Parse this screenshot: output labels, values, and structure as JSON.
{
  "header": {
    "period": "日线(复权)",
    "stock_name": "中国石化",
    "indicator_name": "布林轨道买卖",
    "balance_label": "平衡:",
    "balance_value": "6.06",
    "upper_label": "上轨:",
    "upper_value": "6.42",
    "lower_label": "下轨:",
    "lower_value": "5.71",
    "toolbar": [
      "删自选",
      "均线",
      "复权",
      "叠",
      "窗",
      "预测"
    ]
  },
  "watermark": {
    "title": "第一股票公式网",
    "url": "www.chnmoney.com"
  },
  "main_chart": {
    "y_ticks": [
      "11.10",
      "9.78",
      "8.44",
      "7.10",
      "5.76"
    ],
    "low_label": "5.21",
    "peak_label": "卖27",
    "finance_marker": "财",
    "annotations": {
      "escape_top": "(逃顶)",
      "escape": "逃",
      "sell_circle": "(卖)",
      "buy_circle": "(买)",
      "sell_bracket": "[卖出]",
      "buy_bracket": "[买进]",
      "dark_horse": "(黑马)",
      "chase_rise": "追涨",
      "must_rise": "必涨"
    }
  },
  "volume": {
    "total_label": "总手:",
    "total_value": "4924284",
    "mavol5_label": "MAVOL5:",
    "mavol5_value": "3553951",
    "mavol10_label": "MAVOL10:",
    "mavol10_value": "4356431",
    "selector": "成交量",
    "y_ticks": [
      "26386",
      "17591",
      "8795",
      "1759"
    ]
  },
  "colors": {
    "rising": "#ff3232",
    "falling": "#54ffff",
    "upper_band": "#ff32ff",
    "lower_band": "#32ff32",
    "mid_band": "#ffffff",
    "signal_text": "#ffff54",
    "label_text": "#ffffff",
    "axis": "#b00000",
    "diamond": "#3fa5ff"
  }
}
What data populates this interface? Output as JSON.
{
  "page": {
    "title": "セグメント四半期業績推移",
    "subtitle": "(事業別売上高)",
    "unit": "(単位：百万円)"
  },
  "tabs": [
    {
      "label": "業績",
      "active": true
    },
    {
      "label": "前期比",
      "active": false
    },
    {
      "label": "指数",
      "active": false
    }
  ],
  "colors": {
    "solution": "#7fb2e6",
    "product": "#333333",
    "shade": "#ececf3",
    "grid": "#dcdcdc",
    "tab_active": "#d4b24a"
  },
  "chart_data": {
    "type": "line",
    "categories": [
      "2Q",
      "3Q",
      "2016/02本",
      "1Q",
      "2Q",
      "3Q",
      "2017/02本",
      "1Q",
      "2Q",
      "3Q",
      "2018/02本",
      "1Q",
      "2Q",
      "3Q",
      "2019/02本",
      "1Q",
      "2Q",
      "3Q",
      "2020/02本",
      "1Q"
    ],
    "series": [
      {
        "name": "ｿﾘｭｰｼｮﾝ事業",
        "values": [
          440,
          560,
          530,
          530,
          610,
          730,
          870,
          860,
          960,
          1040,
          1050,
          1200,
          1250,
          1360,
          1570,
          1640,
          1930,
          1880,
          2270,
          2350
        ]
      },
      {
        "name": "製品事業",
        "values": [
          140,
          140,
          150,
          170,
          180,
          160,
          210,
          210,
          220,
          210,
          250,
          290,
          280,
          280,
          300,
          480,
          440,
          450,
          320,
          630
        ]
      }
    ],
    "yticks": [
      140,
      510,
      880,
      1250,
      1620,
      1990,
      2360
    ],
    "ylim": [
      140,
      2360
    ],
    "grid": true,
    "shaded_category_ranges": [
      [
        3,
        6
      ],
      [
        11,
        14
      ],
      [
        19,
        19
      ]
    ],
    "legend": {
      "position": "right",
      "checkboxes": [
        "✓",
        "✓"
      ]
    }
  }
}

○ ○ ○ ○ ○ ○ ○

PROBLEM TO WORK ON -
Make an exact copy of all the data.

CORRECT RESULT -
Parse this screenshot: output labels, values, and structure as JSON.
{
  "header": {
    "period": "日线(复权)",
    "stock_name": "中国石化",
    "indicator_name": "布林轨道买卖",
    "balance_label": "平衡:",
    "balance_value": "6.06",
    "upper_label": "上轨:",
    "upper_value": "6.42",
    "lower_label": "下轨:",
    "lower_value": "5.71",
    "toolbar": [
      "删自选",
      "均线",
      "复权",
      "叠",
      "窗",
      "预测"
    ]
  },
  "watermark": {
    "title": "第一股票公式网",
    "url": "www.chnmoney.com"
  },
  "main_chart": {
    "y_ticks": [
      "11.10",
      "9.78",
      "8.44",
      "7.10",
      "5.76"
    ],
    "low_label": "5.21",
    "peak_label": "卖27",
    "finance_marker": "财",
    "annotations": {
      "escape_top": "(逃顶)",
      "escape": "逃",
      "sell_circle": "(卖)",
      "buy_circle": "(买)",
      "sell_bracket": "[卖出]",
      "buy_bracket": "[买进]",
      "dark_horse": "(黑马)",
      "chase_rise": "追涨",
      "must_rise": "必涨"
    }
  },
  "volume": {
    "total_label": "总手:",
    "total_value": "4924284",
    "mavol5_label": "MAVOL5:",
    "mavol5_value": "3553951",
    "mavol10_label": "MAVOL10:",
    "mavol10_value": "4356431",
    "selector": "成交量",
    "y_ticks": [
      "26386",
      "17591",
      "8795",
      "1759"
    ]
  },
  "colors": {
    "rising": "#ff3232",
    "falling": "#54ffff",
    "upper_band": "#ff32ff",
    "lower_band": "#32ff32",
    "mid_band": "#ffffff",
    "signal_text": "#ffff54",
    "label_text": "#ffffff",
    "axis": "#b00000",
    "diamond": "#3fa5ff"
  }
}
What data populates this interface? Output as JSON.
{
  "page": {
    "title": "セグメント四半期業績推移",
    "subtitle": "(事業別売上高)",
    "unit": "(単位：百万円)"
  },
  "tabs": [
    {
      "label": "業績",
      "active": true
    },
    {
      "label": "前期比",
      "active": false
    },
    {
      "label": "指数",
      "active": false
    }
  ],
  "colors": {
    "solution": "#7fb2e6",
    "product": "#333333",
    "shade": "#ececf3",
    "grid": "#dcdcdc",
    "tab_active": "#d4b24a"
  },
  "chart_data": {
    "type": "line",
    "categories": [
      "2Q",
      "3Q",
      "2016/02本",
      "1Q",
      "2Q",
      "3Q",
      "2017/02本",
      "1Q",
      "2Q",
      "3Q",
      "2018/02本",
      "1Q",
      "2Q",
      "3Q",
      "2019/02本",
      "1Q",
      "2Q",
      "3Q",
      "2020/02本",
      "1Q"
    ],
    "series": [
      {
        "name": "ｿﾘｭｰｼｮﾝ事業",
        "values": [
          440,
          560,
          530,
          530,
          610,
          730,
          870,
          860,
          960,
          1040,
          1050,
          1200,
          1250,
          1360,
          1570,
          1640,
          1930,
          1880,
          2270,
          2350
        ]
      },
      {
        "name": "製品事業",
        "values": [
          140,
          140,
          150,
          170,
          180,
          160,
          210,
          210,
          220,
          210,
          250,
          290,
          280,
          280,
          300,
          480,
          440,
          450,
          320,
          630
        ]
      }
    ],
    "yticks": [
      140,
      510,
      880,
      1250,
      1620,
      1990,
      2360
    ],
    "ylim": [
      140,
      2360
    ],
    "grid": true,
    "shaded_category_ranges": [
      [
        3,
        6
      ],
      [
        11,
        14
      ],
      [
        19,
        19
      ]
    ],
    "legend": {
      "position": "right",
      "checkboxes": [
        "✓",
        "✓"
      ]
    }
  }
}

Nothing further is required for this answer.